TASK —
Copy out each line featuring the string "crossmember" from the entries beneath.
----------
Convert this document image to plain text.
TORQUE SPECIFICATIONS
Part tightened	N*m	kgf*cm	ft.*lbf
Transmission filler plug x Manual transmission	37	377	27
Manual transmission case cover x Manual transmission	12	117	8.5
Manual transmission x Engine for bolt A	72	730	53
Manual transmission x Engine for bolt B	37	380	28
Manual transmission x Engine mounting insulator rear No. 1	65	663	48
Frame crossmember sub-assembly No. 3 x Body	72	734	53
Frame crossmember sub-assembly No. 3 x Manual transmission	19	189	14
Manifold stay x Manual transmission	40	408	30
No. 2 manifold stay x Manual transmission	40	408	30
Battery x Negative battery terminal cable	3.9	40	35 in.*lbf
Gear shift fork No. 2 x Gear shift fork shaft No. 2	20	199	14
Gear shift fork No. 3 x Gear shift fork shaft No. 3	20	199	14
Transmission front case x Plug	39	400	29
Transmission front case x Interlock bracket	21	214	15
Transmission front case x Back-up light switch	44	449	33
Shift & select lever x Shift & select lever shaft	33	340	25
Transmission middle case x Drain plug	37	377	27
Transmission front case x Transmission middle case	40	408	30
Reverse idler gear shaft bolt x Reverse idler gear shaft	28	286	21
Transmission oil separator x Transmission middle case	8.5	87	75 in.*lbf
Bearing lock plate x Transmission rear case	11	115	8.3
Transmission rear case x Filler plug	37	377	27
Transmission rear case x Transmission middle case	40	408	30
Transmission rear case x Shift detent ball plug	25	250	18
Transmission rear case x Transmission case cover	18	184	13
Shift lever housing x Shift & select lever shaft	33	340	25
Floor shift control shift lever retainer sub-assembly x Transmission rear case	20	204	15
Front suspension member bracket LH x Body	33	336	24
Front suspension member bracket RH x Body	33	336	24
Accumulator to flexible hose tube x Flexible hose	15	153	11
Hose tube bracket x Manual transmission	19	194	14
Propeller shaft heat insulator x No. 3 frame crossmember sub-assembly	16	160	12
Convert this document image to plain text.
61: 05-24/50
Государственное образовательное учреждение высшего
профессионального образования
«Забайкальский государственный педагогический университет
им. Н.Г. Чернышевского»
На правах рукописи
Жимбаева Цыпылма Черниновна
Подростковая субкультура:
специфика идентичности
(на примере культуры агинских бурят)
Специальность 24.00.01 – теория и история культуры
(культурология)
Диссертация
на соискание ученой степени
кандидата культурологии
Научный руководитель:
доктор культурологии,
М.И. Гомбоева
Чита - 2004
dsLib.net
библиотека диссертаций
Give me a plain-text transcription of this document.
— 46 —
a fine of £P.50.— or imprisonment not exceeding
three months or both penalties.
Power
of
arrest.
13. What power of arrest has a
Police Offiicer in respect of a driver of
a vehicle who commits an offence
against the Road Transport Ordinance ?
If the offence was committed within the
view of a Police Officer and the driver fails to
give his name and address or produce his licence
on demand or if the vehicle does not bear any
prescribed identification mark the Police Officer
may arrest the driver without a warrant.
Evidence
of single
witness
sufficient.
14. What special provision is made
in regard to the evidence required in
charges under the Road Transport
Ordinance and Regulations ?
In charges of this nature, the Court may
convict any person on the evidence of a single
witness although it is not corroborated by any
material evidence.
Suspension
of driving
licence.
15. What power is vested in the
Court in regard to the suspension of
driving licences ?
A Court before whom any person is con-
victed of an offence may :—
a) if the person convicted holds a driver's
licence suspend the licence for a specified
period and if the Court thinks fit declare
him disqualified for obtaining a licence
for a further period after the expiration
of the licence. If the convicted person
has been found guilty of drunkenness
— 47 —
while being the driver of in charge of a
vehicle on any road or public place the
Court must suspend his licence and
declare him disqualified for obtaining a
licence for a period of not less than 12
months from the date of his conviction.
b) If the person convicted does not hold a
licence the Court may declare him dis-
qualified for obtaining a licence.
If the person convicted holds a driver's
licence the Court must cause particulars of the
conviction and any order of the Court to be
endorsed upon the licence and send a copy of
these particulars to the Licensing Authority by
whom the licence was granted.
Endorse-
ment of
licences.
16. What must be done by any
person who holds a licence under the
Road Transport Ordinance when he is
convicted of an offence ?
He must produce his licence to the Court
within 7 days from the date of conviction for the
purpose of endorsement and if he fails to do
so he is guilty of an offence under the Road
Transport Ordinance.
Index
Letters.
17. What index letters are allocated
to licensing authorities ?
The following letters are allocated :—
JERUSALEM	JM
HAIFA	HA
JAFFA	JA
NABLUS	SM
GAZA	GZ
----------
COMPLETE ANSWER —
Frame crossmember sub-assembly No. 3 x Body	72	734	53
Frame crossmember sub-assembly No. 3 x Manual transmission	19	189	14
Propeller shaft heat insulator x No. 3 frame crossmember sub-assembly	16	160	12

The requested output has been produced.